§ **Written task**:
Repeat the listing in full. Nothing may be added or left out.

§ **Task material**:
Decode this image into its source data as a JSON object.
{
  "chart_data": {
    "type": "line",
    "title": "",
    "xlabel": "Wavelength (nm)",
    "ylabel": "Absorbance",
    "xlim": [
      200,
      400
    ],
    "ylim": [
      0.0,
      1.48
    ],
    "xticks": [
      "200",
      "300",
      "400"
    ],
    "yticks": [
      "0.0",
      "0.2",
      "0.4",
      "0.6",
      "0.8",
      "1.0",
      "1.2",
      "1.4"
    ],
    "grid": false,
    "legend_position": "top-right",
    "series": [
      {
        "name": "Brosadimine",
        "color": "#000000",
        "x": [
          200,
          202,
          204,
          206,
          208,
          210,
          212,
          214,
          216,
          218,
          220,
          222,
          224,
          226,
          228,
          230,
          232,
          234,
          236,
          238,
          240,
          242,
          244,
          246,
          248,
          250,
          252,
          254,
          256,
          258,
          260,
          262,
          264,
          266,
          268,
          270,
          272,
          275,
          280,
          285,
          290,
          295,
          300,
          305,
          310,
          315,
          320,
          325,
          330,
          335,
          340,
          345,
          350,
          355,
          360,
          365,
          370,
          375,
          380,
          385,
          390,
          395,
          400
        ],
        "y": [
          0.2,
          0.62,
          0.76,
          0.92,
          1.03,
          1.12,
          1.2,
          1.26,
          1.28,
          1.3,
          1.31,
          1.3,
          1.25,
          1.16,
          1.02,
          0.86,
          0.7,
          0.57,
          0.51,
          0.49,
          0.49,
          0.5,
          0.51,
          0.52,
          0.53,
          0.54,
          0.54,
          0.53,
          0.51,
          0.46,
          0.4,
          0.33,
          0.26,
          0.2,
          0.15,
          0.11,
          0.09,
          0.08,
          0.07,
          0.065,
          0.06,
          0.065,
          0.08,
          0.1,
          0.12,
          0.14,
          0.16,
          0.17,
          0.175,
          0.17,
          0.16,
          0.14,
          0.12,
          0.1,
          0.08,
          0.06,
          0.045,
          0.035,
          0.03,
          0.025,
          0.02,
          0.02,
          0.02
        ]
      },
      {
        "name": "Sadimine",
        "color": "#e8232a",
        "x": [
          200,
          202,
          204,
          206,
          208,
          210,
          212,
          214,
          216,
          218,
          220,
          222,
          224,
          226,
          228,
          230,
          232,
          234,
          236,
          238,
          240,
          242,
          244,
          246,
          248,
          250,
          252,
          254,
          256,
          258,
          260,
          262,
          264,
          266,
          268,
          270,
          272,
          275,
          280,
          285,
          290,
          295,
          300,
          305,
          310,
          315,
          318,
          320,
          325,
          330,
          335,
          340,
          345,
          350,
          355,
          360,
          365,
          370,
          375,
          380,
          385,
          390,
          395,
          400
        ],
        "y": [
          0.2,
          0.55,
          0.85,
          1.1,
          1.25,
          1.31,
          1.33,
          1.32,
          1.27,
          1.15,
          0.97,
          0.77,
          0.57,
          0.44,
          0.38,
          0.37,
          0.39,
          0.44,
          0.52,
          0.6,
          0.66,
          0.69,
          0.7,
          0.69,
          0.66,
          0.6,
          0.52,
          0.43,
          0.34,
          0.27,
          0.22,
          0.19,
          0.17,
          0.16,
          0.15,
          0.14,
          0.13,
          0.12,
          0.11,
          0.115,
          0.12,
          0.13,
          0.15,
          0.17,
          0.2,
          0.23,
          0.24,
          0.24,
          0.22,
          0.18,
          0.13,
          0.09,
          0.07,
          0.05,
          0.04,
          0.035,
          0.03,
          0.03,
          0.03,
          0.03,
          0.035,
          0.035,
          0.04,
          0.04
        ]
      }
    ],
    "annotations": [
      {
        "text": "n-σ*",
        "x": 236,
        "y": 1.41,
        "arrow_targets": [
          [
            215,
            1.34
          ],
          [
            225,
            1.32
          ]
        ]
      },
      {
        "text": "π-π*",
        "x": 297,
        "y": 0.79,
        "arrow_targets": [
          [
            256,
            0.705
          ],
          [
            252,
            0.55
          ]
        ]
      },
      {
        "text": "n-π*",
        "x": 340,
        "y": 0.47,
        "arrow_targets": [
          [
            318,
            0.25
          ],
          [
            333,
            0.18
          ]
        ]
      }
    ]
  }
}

§ **Full answer**:
Decode this image into its source data as a JSON object.
{
  "chart_data": {
    "type": "line",
    "title": "",
    "xlabel": "Wavelength (nm)",
    "ylabel": "Absorbance",
    "xlim": [
      200,
      400
    ],
    "ylim": [
      0.0,
      1.48
    ],
    "xticks": [
      "200",
      "300",
      "400"
    ],
    "yticks": [
      "0.0",
      "0.2",
      "0.4",
      "0.6",
      "0.8",
      "1.0",
      "1.2",
      "1.4"
    ],
    "grid": false,
    "legend_position": "top-right",
    "series": [
      {
        "name": "Brosadimine",
        "color": "#000000",
        "x": [
          200,
          202,
          204,
          206,
          208,
          210,
          212,
          214,
          216,
          218,
          220,
          222,
          224,
          226,
          228,
          230,
          232,
          234,
          236,
          238,
          240,
          242,
          244,
          246,
          248,
          250,
          252,
          254,
          256,
          258,
          260,
          262,
          264,
          266,
          268,
          270,
          272,
          275,
          280,
          285,
          290,
          295,
          300,
          305,
          310,
          315,
          320,
          325,
          330,
          335,
          340,
          345,
          350,
          355,
          360,
          365,
          370,
          375,
          380,
          385,
          390,
          395,
          400
        ],
        "y": [
          0.2,
          0.62,
          0.76,
          0.92,
          1.03,
          1.12,
          1.2,
          1.26,
          1.28,
          1.3,
          1.31,
          1.3,
          1.25,
          1.16,
          1.02,
          0.86,
          0.7,
          0.57,
          0.51,
          0.49,
          0.49,
          0.5,
          0.51,
          0.52,
          0.53,
          0.54,
          0.54,
          0.53,
          0.51,
          0.46,
          0.4,
          0.33,
          0.26,
          0.2,
          0.15,
          0.11,
          0.09,
          0.08,
          0.07,
          0.065,
          0.06,
          0.065,
          0.08,
          0.1,
          0.12,
          0.14,
          0.16,
          0.17,
          0.175,
          0.17,
          0.16,
          0.14,
          0.12,
          0.1,
          0.08,
          0.06,
          0.045,
          0.035,
          0.03,
          0.025,
          0.02,
          0.02,
          0.02
        ]
      },
      {
        "name": "Sadimine",
        "color": "#e8232a",
        "x": [
          200,
          202,
          204,
          206,
          208,
          210,
          212,
          214,
          216,
          218,
          220,
          222,
          224,
          226,
          228,
          230,
          232,
          234,
          236,
          238,
          240,
          242,
          244,
          246,
          248,
          250,
          252,
          254,
          256,
          258,
          260,
          262,
          264,
          266,
          268,
          270,
          272,
          275,
          280,
          285,
          290,
          295,
          300,
          305,
          310,
          315,
          318,
          320,
          325,
          330,
          335,
          340,
          345,
          350,
          355,
          360,
          365,
          370,
          375,
          380,
          385,
          390,
          395,
          400
        ],
        "y": [
          0.2,
          0.55,
          0.85,
          1.1,
          1.25,
          1.31,
          1.33,
          1.32,
          1.27,
          1.15,
          0.97,
          0.77,
          0.57,
          0.44,
          0.38,
          0.37,
          0.39,
          0.44,
          0.52,
          0.6,
          0.66,
          0.69,
          0.7,
          0.69,
          0.66,
          0.6,
          0.52,
          0.43,
          0.34,
          0.27,
          0.22,
          0.19,
          0.17,
          0.16,
          0.15,
          0.14,
          0.13,
          0.12,
          0.11,
          0.115,
          0.12,
          0.13,
          0.15,
          0.17,
          0.2,
          0.23,
          0.24,
          0.24,
          0.22,
          0.18,
          0.13,
          0.09,
          0.07,
          0.05,
          0.04,
          0.035,
          0.03,
          0.03,
          0.03,
          0.03,
          0.035,
          0.035,
          0.04,
          0.04
        ]
      }
    ],
    "annotations": [
      {
        "text": "n-σ*",
        "x": 236,
        "y": 1.41,
        "arrow_targets": [
          [
            215,
            1.34
          ],
          [
            225,
            1.32
          ]
        ]
      },
      {
        "text": "π-π*",
        "x": 297,
        "y": 0.79,
        "arrow_targets": [
          [
            256,
            0.705
          ],
          [
            252,
            0.55
          ]
        ]
      },
      {
        "text": "n-π*",
        "x": 340,
        "y": 0.47,
        "arrow_targets": [
          [
            318,
            0.25
          ],
          [
            333,
            0.18
          ]
        ]
      }
    ]
  }
}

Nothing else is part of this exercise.